What is asked
• a. According to the Stream Analytics thread, roughly how many messages are missed each day?
• b. Alter the Stream Analytics thread by reproducing everything from "Thanks for reaching" down to "Navigate to Inputs.", with "Azure portal" swapped for "Azure management console".
• c. Carry the Stream Analytics lateness thread forward from the last line shown.
==== Selected extract
Adjusting Lateness Tolerance in Azure Stream Analytics

Annie Zhou 0 Reputation points Microsoft Employee
2025-01-16T02:56:18.8833333+00:00

A query is being run using Azure Stream Analytics to send data binned by hour into an event hub, which subsequently sends it into a Kusto database. However, there appears to be an issue, as approximately 1,000 messages are missed each day. The logs indicate the following error:

{"Source":"BlobInputAdapter","Type":"DataError","DataErrorType":"LateInputEvent","BriefMessage":"Input event with application timestamp '2025-01-15T19:59:25.0320000' and arrival time '2025-01-15T20:01:00.0000000' was sent later than configured tolerance.","ErrorCode":"InputEventLateBeyondThreshold","ErrorCategory":"DataError","Message":"Input event with application timestamp '2025-01-15T19:59:25.0320000' and arrival time '2025-01-15T20:01:00.0000000' was sent later than configured tolerance.,"EventCount":239}

A) How can Stream Analytics be configured to increase the lateness tolerance to prevent data loss?

B) Could this issue be the cause of the dropped data, or might there be another underlying issue?

Azure Stream Analytics
Azure Stream Analytics
An Azure real-time analytics service designed for mission-critical workloads.
373 questions
0 comments No comments
{count} votes

2 answers

Sort by: Most helpful
  1. Vinodh247 27,201 Reputation points MVP
    2025-01-16T05:35:27.2866667+00:00

    Hi ,

    Thanks for reaching out to Microsoft Q&A.

    A) Configuring Lateness Tolerance in Azure Stream Analytics

    To increase lateness tolerance in Azure Stream Analytics:

    1. Adjust the Late Event Tolerance Setting:
      • Go to the stream analytics job in the Azure portal.
      • Navigate to Inputs.
      • Locate the input configuration causing the issue (in this case, likely the BlobInputAdapter).
      • Increase the Late Events Tolerance Window. This is the time window (in seconds) that stream analytics allows for late events.
========
==== Data shown
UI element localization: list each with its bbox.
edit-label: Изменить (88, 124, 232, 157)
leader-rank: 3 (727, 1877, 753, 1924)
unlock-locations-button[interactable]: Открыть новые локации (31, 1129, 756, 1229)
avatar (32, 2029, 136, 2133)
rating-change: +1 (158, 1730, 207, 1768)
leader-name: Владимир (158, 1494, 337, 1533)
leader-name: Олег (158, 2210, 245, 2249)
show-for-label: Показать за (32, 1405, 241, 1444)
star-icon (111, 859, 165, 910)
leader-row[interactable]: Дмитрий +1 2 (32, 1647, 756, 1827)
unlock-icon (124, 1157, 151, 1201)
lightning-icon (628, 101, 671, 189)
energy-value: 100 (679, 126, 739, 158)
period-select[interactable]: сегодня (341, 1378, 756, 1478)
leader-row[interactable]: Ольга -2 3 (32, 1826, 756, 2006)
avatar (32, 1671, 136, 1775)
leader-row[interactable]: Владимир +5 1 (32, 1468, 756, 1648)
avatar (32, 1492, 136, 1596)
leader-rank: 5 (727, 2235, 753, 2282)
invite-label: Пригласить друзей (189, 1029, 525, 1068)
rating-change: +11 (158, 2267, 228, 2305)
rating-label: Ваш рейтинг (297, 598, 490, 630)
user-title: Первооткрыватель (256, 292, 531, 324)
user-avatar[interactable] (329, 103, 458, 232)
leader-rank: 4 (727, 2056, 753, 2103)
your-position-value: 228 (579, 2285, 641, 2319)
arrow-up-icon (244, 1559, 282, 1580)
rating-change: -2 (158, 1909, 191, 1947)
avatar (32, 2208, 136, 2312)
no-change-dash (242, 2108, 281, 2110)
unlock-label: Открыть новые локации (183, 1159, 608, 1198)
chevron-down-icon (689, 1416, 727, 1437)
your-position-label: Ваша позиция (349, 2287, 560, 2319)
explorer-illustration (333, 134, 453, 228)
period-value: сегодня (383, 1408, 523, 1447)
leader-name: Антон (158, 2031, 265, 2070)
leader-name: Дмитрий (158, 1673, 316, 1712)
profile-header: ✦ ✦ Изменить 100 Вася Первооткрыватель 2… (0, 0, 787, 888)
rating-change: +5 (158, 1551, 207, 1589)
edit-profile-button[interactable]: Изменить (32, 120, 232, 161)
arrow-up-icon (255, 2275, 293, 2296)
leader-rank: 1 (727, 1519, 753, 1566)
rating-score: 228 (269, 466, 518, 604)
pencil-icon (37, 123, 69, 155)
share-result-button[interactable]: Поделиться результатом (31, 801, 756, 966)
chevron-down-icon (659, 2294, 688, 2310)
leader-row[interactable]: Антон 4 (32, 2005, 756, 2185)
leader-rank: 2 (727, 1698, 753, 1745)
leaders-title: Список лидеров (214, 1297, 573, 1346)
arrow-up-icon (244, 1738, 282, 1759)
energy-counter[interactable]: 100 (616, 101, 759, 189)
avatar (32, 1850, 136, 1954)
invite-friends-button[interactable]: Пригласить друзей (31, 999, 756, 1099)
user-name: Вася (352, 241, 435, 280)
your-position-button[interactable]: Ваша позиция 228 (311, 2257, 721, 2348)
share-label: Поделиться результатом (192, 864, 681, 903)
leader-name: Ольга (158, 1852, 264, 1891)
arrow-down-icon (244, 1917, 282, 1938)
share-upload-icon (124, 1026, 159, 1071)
========
The results
• a. Approximately 1,000 messages are missed each day.

• b.
Thanks for reaching out to Microsoft Q&A.

    A) Configuring Lateness Tolerance in Azure Stream Analytics

    To increase lateness tolerance in Azure Stream Analytics:

    1. Adjust the Late Event Tolerance Setting:
      • Go to the stream analytics job in the Azure management console.
      • Navigate to Inputs.

• c.
      Change the Event Ordering Configuration:
      • In the job configuration, under Input > Event Ordering, set Out of order events policy to:
        - Drop: Drops out-of-order events (default).
        
              - Adjust: Adjusts the timestamp of out-of-order events to the highest timestamp seen so far.
        
                 - Increase the Max tolerable delay to allow a wider window for late arrivals.
        
                 Enable Timestamp Adjustment Policy:
        
                    - Ensure that Event Timestamp is correctly set for your input events to align with the expected stream processing behavior.
        
                       - Use `WITH (TIMESTAMP BY application timestamp)` in the Stream Analytics query to specify which timestamp to use.
        

    B) Understanding the Cause of Dropped Data

    The LateInputEvent error indicates that messages are arriving later than the configured lateness tolerance. This can be a primary cause of data loss, but it's important to consider other possibilities as well:

    Latency in Blob Input Source:

    • Events might be delayed in being written to or read from the Blob storage.

    Clock Drift or Inconsistent Timestamps:

      - If the event timestamps (`application timestamp`) and the system's clock are misaligned, the events could be considered late. Ensure clocks are synchronized across systems producing the data.
      
    
    1. Processing Delays in Event Hub:
      • Check if there are any delays between the stream analytics output to event hub and its ingestion into the Kusto database.
    2. Data Volume Overload:
      • Verify the scale of the stream analytics job. If the processing unit (SU) is insufficient for the workload, it might lead to processing delays or dropped events.

    Recommendations:

    Incrementally Adjust the Late Tolerance Window:

    • Start by doubling the current value, monitor logs, and increase further if needed.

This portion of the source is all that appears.